### [What you need to do]
From the entries below, report how many lines contain the string "Engineers". Give only that number.

----

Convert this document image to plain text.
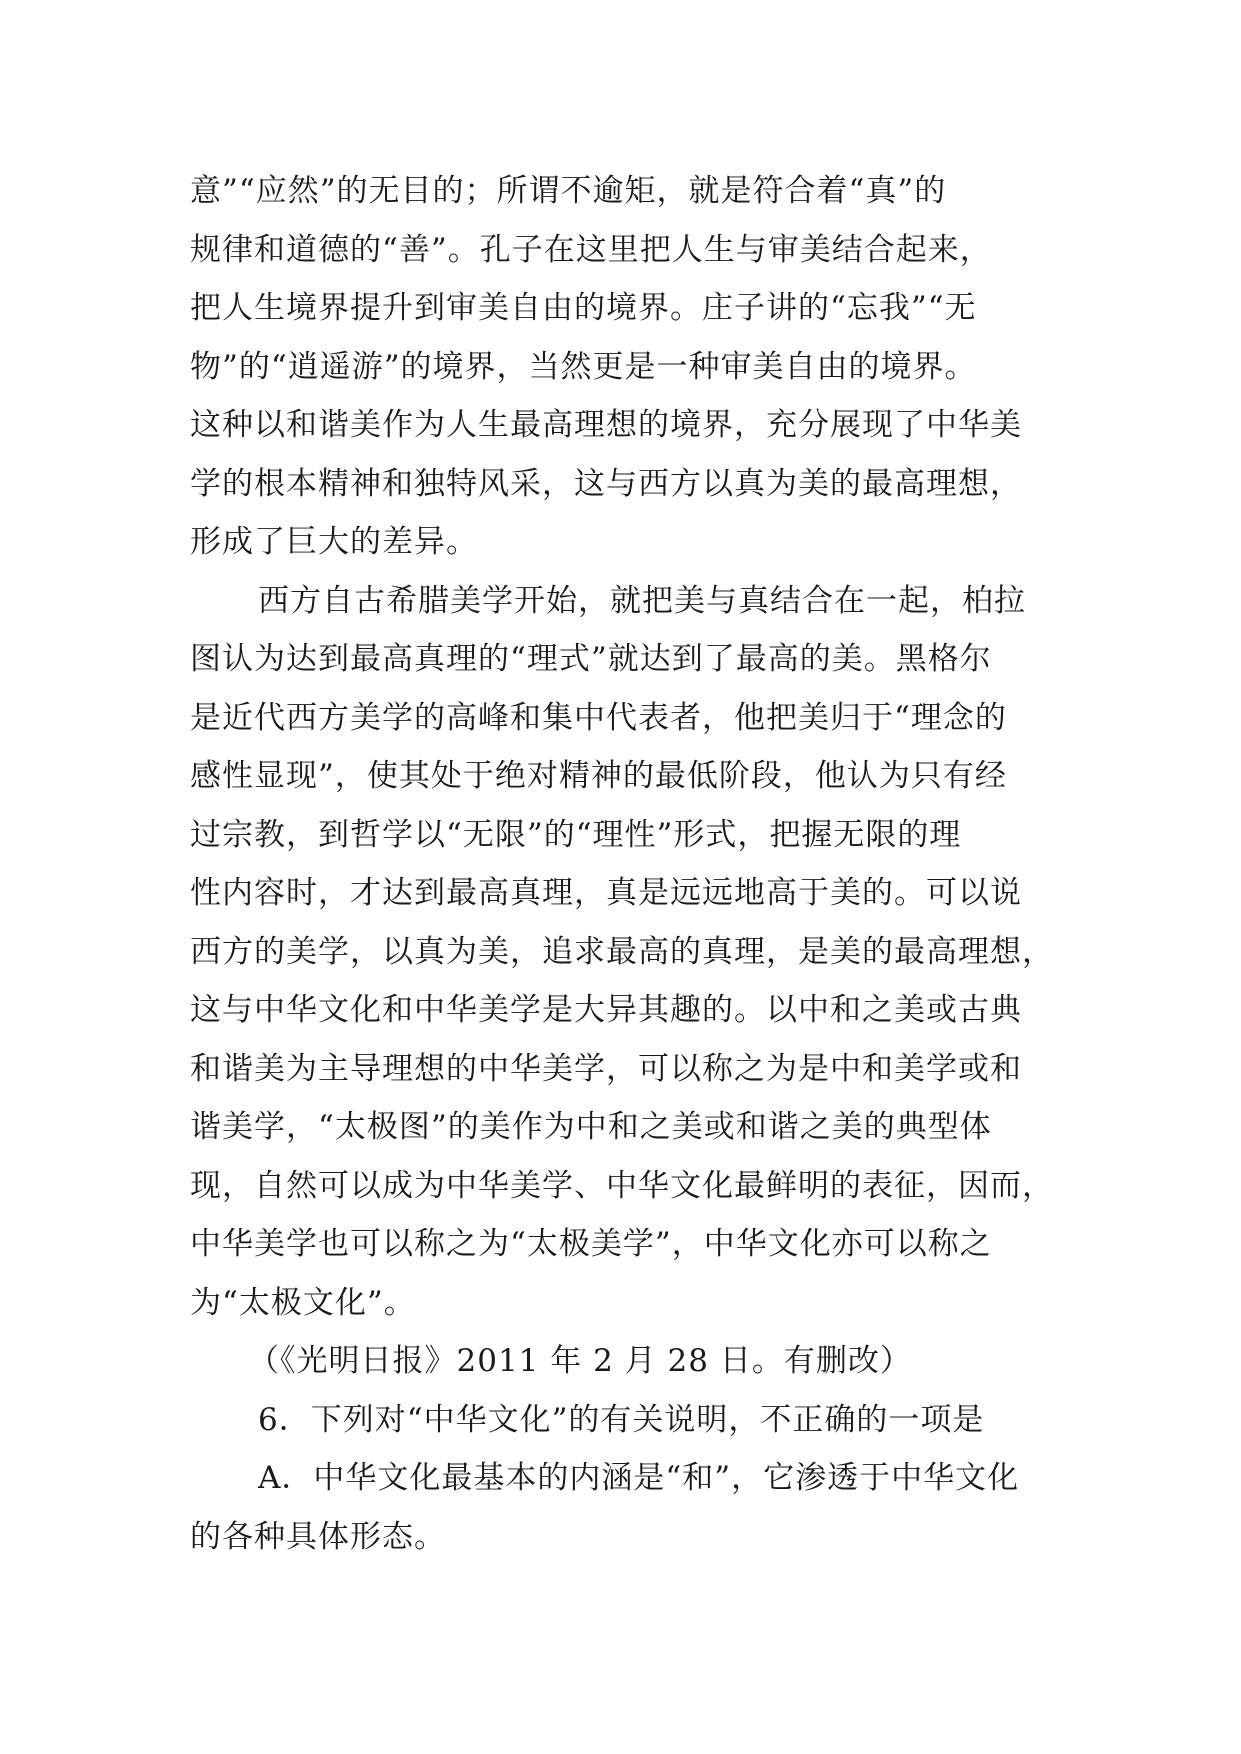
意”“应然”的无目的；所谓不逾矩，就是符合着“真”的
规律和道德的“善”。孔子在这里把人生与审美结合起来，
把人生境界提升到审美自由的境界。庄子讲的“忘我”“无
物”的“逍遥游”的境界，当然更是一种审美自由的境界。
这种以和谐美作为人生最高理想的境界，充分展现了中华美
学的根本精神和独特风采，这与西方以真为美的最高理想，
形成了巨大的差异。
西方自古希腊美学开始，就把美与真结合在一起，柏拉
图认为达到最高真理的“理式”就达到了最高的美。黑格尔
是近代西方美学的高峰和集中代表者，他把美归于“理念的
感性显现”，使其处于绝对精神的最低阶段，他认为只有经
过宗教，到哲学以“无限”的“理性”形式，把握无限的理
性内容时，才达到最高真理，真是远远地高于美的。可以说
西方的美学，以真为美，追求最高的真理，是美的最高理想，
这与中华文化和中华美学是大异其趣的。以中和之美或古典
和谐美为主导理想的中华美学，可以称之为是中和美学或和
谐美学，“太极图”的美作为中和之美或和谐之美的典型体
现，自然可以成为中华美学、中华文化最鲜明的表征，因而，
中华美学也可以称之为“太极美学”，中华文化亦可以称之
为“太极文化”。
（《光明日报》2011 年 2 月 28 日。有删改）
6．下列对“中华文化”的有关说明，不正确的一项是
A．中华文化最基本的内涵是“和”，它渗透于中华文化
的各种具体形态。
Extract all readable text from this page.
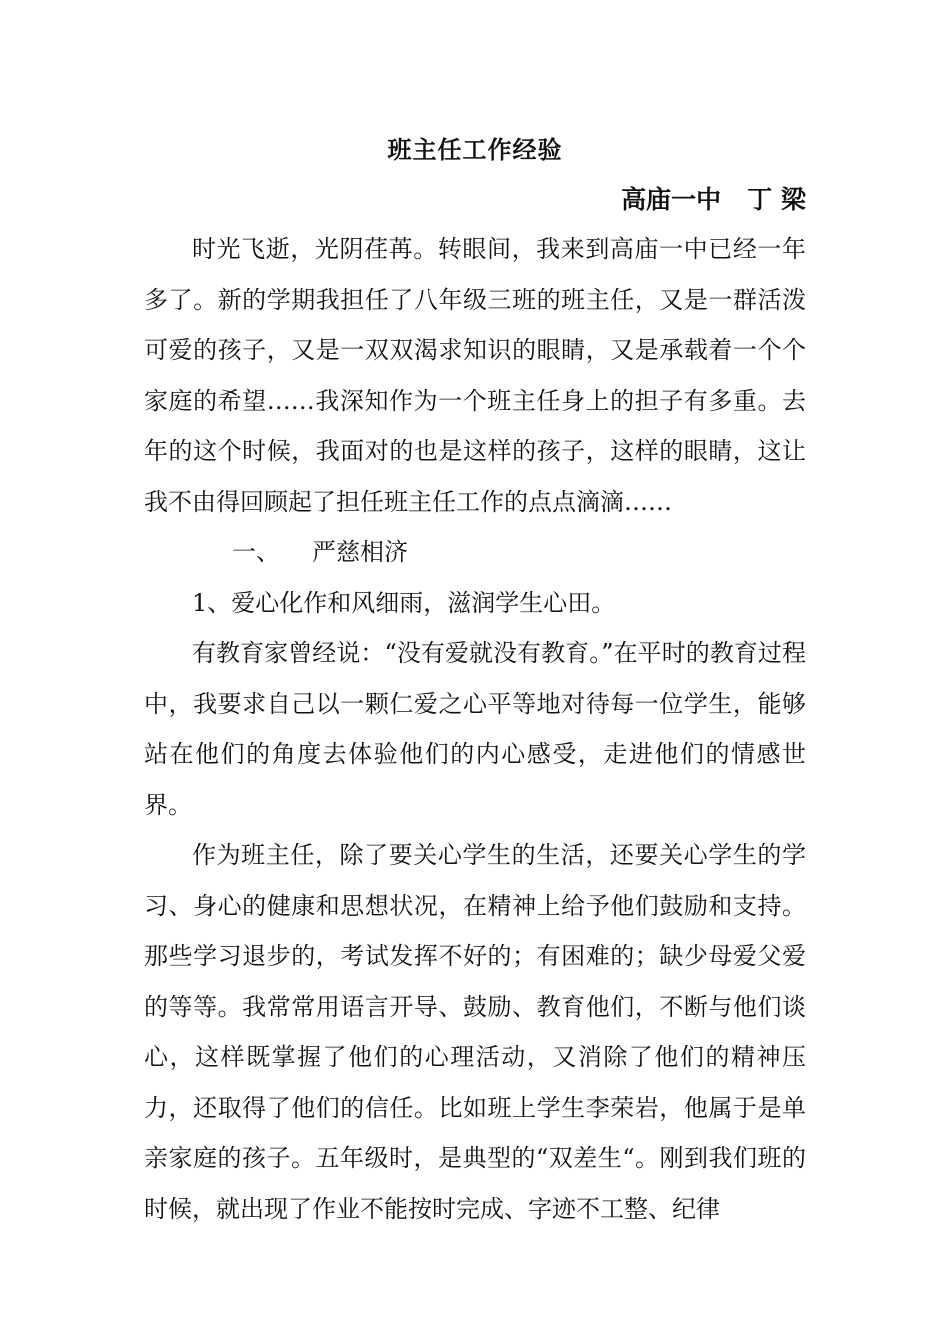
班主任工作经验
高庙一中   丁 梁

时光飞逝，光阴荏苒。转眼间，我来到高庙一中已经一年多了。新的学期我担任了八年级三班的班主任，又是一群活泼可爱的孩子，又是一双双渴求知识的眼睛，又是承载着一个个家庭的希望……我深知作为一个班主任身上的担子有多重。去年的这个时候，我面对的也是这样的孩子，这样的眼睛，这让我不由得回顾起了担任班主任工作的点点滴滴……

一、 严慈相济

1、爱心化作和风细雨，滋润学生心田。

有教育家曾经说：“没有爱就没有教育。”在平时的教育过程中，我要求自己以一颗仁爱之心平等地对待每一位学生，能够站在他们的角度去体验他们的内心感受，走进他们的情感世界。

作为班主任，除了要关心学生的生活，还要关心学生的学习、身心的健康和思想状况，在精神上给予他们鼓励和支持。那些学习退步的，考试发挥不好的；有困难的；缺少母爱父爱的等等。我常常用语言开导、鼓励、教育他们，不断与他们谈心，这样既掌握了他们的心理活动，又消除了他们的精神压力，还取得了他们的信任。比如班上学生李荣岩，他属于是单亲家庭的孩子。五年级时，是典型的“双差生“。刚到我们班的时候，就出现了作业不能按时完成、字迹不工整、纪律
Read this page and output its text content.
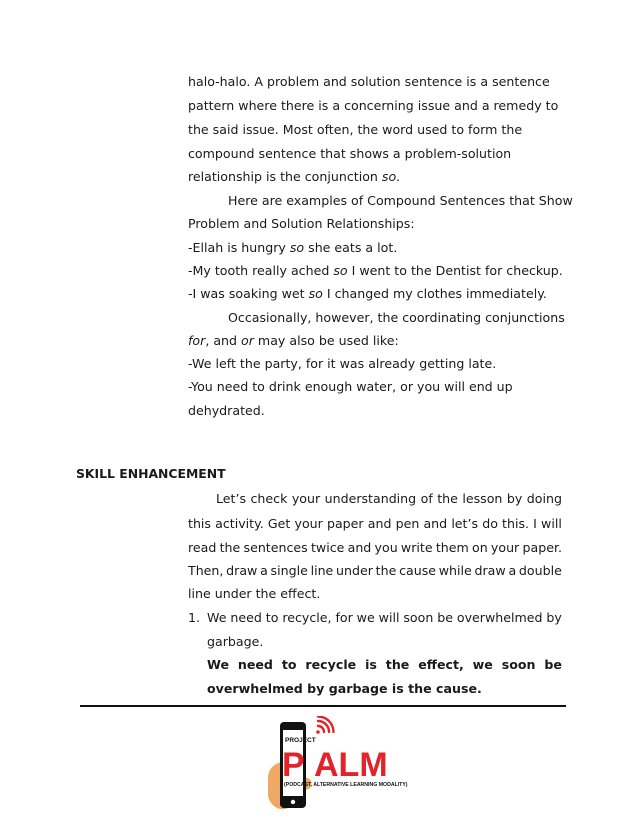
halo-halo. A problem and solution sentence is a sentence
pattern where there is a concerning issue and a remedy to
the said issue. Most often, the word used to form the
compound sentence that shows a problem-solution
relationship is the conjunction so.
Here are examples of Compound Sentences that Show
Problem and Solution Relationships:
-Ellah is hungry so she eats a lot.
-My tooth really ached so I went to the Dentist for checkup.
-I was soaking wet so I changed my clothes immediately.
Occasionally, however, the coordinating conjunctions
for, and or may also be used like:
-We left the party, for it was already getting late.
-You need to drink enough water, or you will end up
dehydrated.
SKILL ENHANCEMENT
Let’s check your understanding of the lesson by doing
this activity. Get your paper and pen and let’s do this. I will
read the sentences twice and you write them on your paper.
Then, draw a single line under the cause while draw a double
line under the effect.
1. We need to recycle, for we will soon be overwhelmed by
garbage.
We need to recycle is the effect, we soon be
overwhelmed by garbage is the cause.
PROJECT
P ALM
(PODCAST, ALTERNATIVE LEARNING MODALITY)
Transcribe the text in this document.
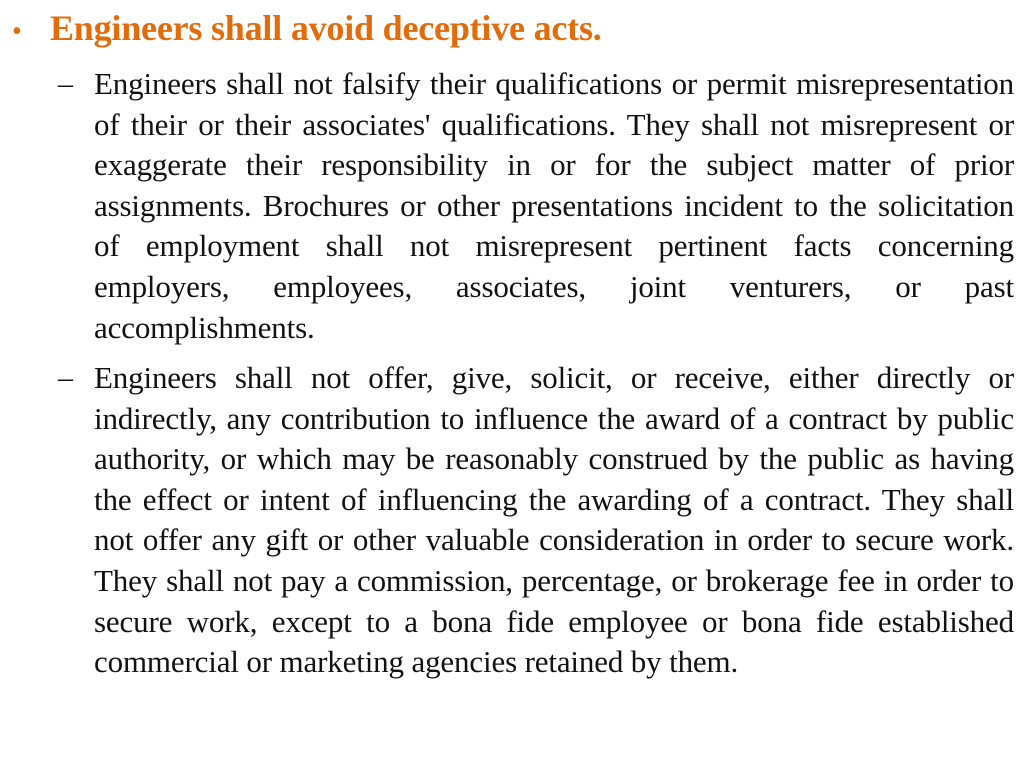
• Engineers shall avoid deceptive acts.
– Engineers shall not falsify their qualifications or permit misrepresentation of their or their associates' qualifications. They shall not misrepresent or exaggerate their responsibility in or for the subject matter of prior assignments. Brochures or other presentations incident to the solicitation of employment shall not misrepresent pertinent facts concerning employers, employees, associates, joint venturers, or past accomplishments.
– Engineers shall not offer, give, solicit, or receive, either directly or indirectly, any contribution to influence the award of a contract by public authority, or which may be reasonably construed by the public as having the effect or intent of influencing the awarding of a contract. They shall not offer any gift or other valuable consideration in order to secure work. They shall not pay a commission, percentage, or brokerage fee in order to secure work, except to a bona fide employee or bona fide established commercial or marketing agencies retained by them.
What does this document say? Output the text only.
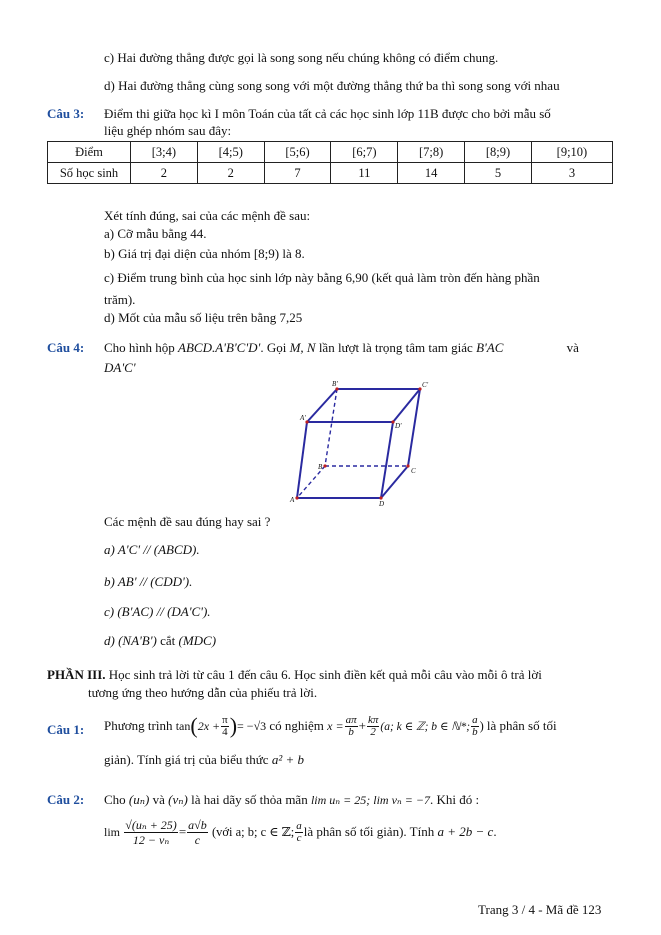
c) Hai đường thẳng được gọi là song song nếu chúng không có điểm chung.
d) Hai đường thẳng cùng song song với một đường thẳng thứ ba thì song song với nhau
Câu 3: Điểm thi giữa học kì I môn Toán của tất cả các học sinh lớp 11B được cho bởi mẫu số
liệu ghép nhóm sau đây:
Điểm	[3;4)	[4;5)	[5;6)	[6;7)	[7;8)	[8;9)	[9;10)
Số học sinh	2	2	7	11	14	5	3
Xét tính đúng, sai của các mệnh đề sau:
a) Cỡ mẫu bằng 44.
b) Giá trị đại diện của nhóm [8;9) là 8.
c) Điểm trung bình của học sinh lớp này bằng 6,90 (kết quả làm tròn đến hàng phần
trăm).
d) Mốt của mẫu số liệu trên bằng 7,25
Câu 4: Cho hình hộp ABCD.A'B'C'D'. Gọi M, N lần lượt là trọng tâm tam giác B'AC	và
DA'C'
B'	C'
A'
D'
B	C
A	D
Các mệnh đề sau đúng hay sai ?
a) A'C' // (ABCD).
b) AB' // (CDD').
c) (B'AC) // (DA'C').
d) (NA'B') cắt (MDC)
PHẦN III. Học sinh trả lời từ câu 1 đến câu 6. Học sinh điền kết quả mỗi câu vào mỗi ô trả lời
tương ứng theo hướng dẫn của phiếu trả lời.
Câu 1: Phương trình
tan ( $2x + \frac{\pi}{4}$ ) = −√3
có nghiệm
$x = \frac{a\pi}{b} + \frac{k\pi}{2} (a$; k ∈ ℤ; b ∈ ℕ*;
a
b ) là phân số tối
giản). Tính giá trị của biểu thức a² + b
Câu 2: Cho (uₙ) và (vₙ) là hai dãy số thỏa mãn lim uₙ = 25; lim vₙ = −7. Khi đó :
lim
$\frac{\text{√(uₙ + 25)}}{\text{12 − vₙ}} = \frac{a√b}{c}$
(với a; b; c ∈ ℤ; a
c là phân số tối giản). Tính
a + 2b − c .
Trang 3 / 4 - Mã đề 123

----

### [Response]
3